— Begin Records to use —
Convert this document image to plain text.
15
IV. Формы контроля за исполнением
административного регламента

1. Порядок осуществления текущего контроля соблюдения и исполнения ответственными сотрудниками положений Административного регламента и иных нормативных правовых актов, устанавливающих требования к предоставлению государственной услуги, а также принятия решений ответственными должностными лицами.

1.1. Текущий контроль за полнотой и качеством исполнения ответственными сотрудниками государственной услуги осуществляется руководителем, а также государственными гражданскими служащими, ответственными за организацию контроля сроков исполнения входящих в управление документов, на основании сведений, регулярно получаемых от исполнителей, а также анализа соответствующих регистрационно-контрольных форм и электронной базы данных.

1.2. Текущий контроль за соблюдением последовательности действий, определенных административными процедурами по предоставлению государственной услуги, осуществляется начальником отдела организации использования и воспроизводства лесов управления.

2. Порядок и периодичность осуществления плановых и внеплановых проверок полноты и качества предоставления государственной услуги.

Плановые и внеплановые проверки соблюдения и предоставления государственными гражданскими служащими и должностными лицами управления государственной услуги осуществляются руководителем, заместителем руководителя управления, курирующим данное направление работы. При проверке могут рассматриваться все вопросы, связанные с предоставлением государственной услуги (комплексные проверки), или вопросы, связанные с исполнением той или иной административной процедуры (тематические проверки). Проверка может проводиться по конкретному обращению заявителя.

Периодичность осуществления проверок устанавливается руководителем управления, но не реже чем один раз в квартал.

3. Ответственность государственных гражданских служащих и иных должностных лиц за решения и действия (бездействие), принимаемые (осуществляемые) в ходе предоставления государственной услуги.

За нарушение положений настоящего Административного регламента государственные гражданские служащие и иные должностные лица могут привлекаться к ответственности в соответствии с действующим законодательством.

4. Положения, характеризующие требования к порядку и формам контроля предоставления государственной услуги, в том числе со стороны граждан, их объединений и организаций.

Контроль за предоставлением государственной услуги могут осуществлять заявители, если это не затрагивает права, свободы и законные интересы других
— End Records to use —
*Directions:* Extract the full listing above without altering anything.

*Written answer:*
Convert this document image to plain text.
15
IV. Формы контроля за исполнением
административного регламента

1. Порядок осуществления текущего контроля соблюдения и исполнения ответственными сотрудниками положений Административного регламента и иных нормативных правовых актов, устанавливающих требования к предоставлению государственной услуги, а также принятия решений ответственными должностными лицами.

1.1. Текущий контроль за полнотой и качеством исполнения ответственными сотрудниками государственной услуги осуществляется руководителем, а также государственными гражданскими служащими, ответственными за организацию контроля сроков исполнения входящих в управление документов, на основании сведений, регулярно получаемых от исполнителей, а также анализа соответствующих регистрационно-контрольных форм и электронной базы данных.

1.2. Текущий контроль за соблюдением последовательности действий, определенных административными процедурами по предоставлению государственной услуги, осуществляется начальником отдела организации использования и воспроизводства лесов управления.

2. Порядок и периодичность осуществления плановых и внеплановых проверок полноты и качества предоставления государственной услуги.

Плановые и внеплановые проверки соблюдения и предоставления государственными гражданскими служащими и должностными лицами управления государственной услуги осуществляются руководителем, заместителем руководителя управления, курирующим данное направление работы. При проверке могут рассматриваться все вопросы, связанные с предоставлением государственной услуги (комплексные проверки), или вопросы, связанные с исполнением той или иной административной процедуры (тематические проверки). Проверка может проводиться по конкретному обращению заявителя.

Периодичность осуществления проверок устанавливается руководителем управления, но не реже чем один раз в квартал.

3. Ответственность государственных гражданских служащих и иных должностных лиц за решения и действия (бездействие), принимаемые (осуществляемые) в ходе предоставления государственной услуги.

За нарушение положений настоящего Административного регламента государственные гражданские служащие и иные должностные лица могут привлекаться к ответственности в соответствии с действующим законодательством.

4. Положения, характеризующие требования к порядку и формам контроля предоставления государственной услуги, в том числе со стороны граждан, их объединений и организаций.

Контроль за предоставлением государственной услуги могут осуществлять заявители, если это не затрагивает права, свободы и законные интересы других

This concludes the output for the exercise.